#### EXERCISE INPUT ####

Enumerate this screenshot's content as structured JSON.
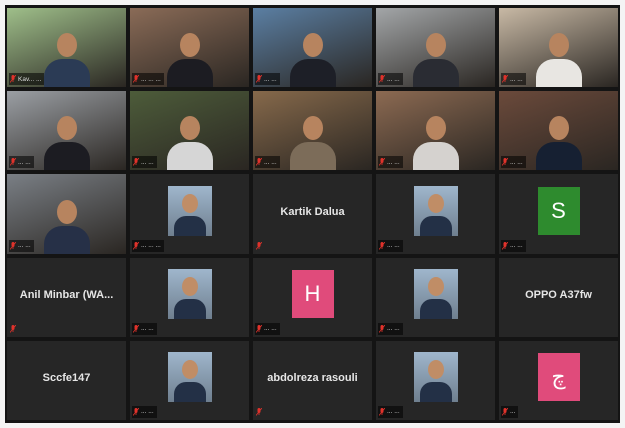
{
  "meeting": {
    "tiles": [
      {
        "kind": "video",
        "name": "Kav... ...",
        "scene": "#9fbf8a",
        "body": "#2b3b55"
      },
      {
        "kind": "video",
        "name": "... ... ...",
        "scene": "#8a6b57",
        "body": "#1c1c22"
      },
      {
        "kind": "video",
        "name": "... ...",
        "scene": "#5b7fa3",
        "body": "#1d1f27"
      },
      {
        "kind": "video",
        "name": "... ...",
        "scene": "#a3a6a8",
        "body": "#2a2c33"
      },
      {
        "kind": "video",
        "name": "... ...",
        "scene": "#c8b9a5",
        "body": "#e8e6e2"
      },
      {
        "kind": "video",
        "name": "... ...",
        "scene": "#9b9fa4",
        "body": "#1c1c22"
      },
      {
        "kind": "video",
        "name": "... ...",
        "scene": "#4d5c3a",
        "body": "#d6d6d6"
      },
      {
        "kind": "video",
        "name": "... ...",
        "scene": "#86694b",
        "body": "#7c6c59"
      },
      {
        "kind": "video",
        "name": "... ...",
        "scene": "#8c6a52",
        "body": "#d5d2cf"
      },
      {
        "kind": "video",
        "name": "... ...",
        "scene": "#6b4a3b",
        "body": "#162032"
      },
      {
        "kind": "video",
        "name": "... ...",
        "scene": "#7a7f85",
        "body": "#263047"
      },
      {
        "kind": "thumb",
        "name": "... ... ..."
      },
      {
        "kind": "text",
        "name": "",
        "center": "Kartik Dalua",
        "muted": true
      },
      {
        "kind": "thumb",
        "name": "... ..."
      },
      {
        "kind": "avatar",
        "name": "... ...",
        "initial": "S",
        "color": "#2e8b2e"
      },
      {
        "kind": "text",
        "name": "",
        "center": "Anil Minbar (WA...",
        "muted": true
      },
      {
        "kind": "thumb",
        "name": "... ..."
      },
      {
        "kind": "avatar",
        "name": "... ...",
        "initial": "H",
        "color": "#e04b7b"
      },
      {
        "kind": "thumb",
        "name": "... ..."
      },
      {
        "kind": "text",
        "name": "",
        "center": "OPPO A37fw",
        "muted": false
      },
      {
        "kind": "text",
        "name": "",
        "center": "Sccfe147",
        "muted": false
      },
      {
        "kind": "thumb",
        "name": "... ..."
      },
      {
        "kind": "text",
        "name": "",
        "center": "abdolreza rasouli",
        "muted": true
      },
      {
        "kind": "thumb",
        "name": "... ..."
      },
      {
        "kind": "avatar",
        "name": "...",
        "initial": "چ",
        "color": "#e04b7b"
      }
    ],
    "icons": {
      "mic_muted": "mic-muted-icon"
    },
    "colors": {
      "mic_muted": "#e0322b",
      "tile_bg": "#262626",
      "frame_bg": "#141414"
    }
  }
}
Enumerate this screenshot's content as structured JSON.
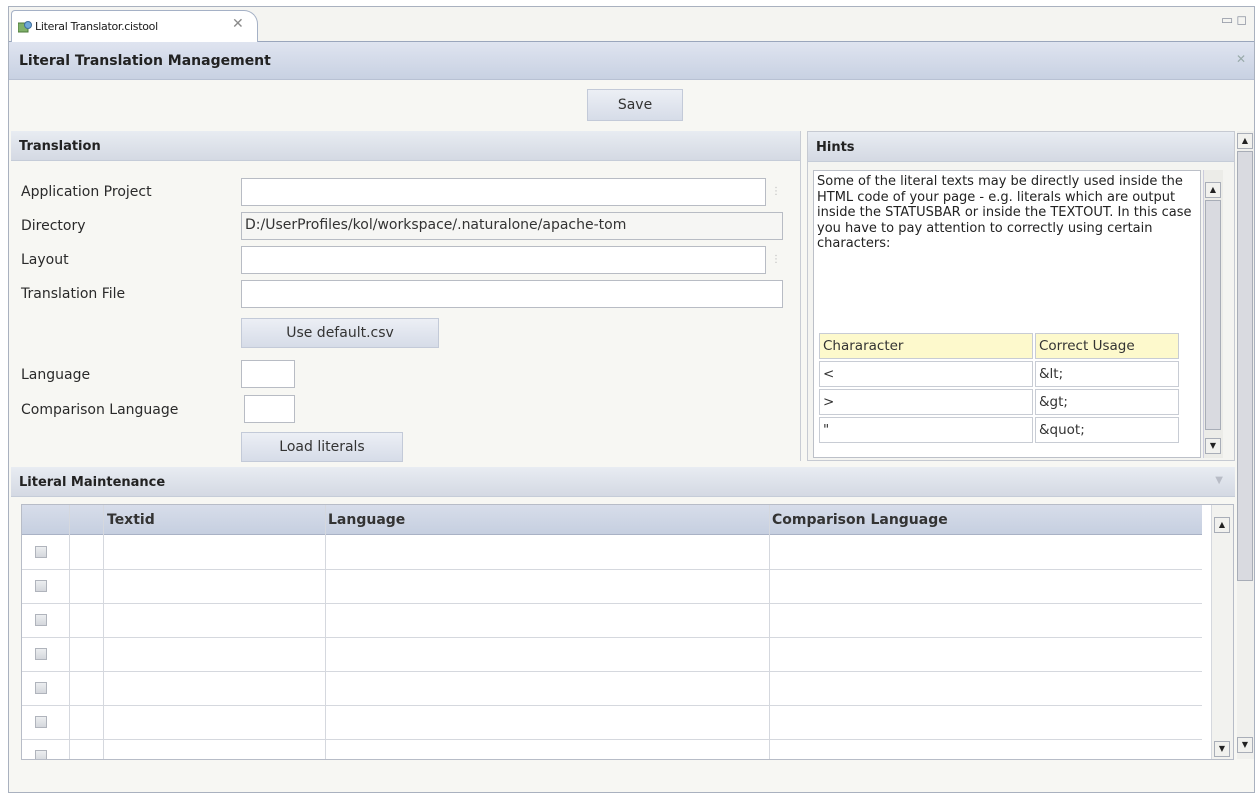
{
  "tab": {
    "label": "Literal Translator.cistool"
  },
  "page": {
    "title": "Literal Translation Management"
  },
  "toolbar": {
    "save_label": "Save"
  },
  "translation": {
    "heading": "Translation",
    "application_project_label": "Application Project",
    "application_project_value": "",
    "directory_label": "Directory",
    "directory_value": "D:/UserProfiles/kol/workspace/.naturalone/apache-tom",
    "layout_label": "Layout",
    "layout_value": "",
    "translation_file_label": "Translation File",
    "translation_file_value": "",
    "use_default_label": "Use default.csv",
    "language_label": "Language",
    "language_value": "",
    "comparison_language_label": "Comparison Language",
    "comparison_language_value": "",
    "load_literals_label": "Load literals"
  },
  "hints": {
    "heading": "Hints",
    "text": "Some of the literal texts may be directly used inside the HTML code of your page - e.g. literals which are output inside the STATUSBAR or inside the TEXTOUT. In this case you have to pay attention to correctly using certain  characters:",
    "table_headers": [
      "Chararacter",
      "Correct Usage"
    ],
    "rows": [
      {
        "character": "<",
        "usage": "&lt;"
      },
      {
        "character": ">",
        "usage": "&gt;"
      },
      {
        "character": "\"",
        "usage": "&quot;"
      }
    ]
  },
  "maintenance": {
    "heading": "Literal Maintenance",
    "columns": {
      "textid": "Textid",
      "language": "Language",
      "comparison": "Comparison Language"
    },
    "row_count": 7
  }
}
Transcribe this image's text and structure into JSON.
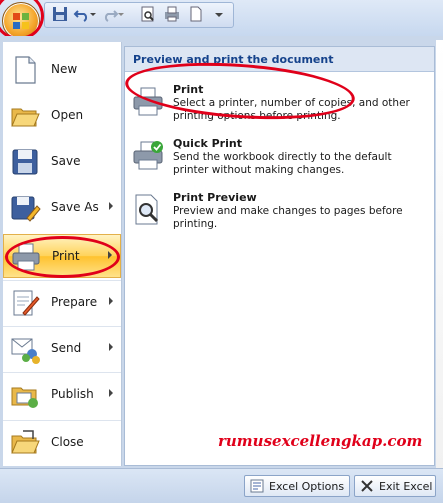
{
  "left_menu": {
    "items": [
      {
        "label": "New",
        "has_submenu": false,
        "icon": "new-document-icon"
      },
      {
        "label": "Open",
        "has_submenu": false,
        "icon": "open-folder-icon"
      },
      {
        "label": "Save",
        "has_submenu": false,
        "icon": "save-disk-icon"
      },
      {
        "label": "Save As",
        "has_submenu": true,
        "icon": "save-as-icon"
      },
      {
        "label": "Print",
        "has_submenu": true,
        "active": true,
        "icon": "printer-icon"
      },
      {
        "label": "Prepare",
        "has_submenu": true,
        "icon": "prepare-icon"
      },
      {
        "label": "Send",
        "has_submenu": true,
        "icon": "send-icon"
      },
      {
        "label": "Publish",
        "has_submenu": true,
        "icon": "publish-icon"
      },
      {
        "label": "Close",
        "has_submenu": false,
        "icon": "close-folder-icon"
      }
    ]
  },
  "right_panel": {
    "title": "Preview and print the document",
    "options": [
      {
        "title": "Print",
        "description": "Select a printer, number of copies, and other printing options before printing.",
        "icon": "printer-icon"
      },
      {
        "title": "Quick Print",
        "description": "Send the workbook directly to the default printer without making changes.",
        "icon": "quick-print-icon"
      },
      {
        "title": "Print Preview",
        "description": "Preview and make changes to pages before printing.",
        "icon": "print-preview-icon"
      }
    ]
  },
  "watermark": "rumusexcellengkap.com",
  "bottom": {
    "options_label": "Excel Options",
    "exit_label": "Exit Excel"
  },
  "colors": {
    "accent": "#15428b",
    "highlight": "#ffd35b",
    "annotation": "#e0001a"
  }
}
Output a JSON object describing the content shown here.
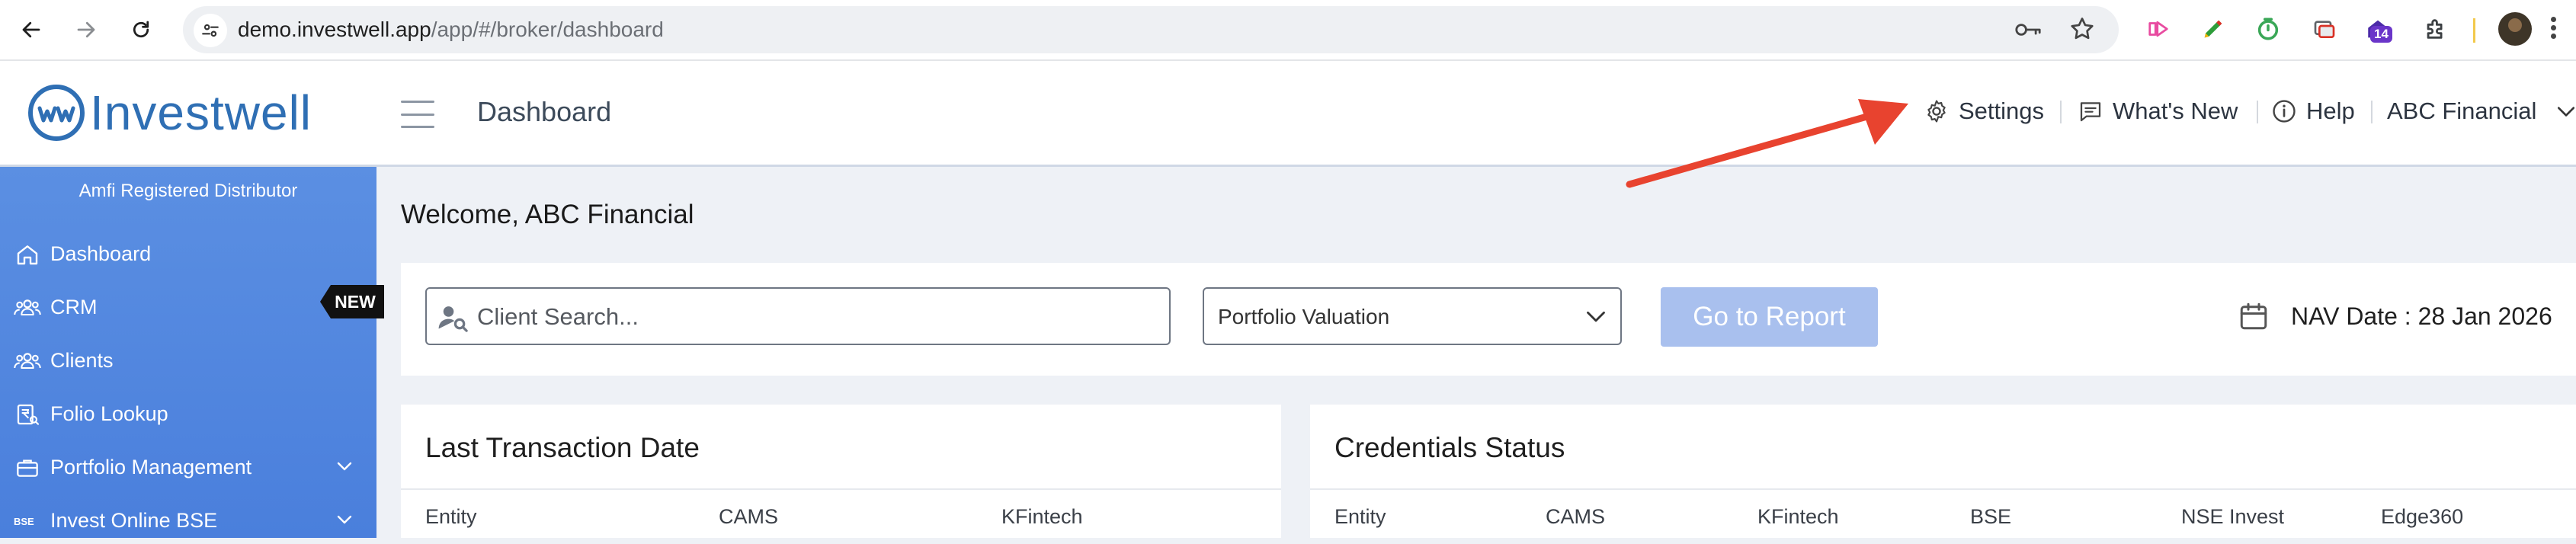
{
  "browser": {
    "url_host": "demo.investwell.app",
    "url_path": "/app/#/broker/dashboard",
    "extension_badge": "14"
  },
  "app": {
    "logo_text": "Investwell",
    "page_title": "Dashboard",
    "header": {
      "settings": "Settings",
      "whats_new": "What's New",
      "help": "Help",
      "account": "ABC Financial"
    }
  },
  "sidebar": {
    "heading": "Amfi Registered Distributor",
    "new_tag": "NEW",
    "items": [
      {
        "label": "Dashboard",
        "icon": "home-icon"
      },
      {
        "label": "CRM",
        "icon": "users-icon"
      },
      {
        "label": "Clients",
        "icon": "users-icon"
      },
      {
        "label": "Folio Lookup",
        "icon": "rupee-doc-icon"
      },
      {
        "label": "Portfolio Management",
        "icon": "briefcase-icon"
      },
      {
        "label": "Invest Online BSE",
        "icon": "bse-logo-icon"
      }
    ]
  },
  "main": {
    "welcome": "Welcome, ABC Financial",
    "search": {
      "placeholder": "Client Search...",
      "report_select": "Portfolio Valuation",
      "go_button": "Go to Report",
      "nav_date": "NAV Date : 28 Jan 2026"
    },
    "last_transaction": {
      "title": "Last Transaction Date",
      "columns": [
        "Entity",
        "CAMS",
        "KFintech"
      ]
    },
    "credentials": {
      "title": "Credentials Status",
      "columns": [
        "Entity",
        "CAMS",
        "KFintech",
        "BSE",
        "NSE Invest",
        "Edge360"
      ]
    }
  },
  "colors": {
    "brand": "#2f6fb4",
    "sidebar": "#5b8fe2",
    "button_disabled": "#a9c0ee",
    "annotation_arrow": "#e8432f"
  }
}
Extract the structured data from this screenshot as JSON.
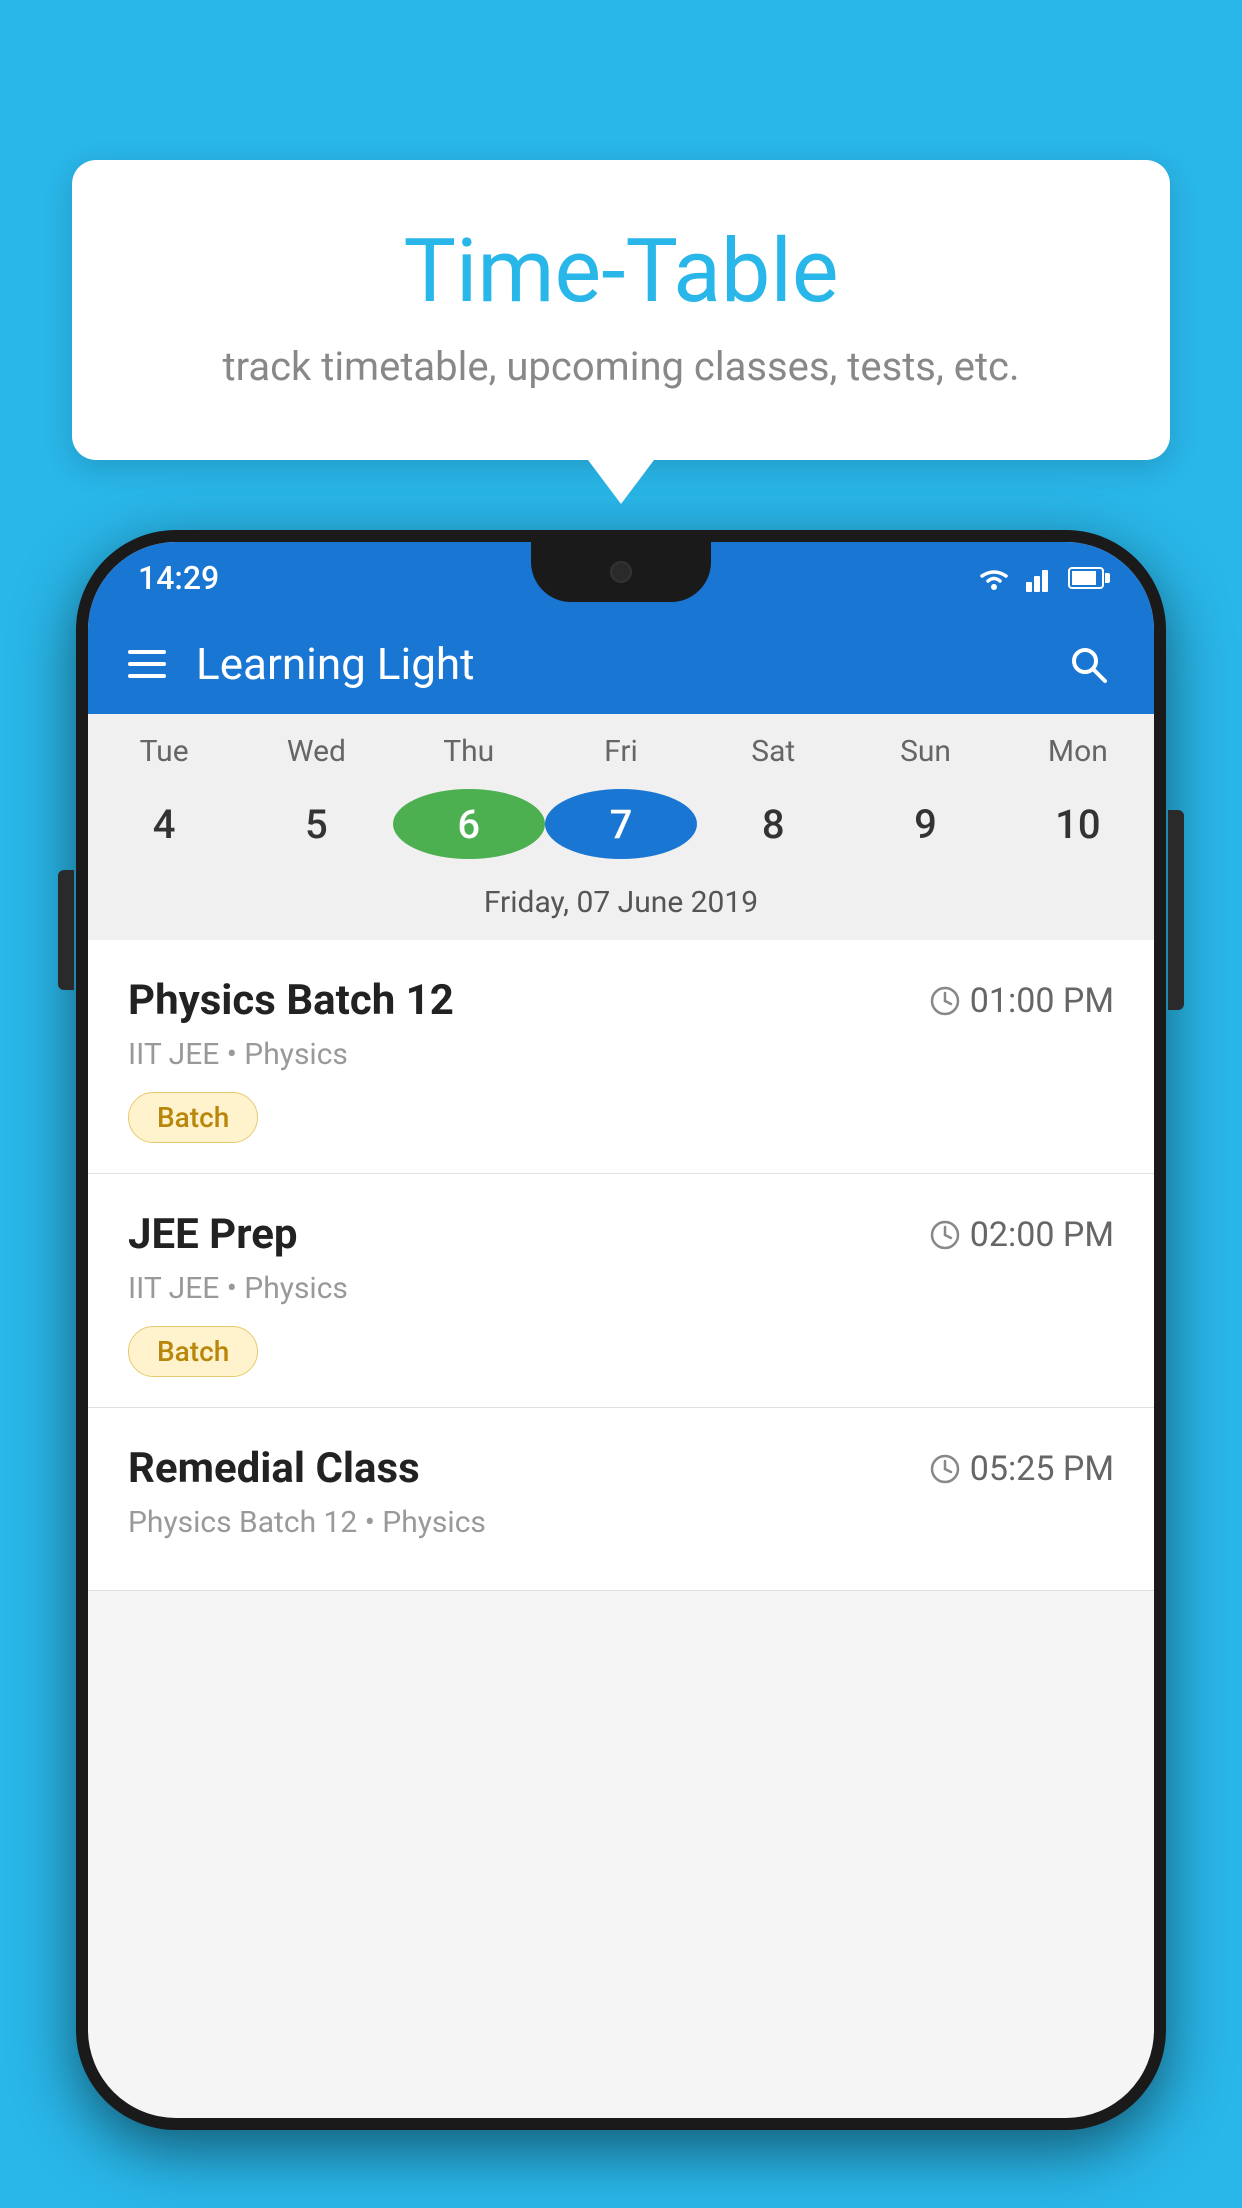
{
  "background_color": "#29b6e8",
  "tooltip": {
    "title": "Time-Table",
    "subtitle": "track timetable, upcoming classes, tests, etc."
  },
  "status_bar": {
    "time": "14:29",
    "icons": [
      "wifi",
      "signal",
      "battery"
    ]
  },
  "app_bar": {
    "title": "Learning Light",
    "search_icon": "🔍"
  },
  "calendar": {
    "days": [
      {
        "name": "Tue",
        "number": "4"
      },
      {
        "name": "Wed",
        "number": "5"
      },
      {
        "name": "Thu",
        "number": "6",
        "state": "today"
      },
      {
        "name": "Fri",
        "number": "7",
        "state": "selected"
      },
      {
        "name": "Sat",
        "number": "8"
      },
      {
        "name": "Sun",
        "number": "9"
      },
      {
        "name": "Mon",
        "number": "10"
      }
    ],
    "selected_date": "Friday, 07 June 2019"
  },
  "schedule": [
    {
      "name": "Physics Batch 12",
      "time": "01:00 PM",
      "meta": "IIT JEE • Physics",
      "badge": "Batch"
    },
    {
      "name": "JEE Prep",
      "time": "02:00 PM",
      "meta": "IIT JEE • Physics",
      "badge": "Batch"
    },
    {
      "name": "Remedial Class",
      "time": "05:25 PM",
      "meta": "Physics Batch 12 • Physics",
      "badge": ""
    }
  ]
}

####

— CHALLENGE —
In the entries above, how many lines hold the word "changes"? State the number and nothing else.

— RESULT OF THE TASK —
2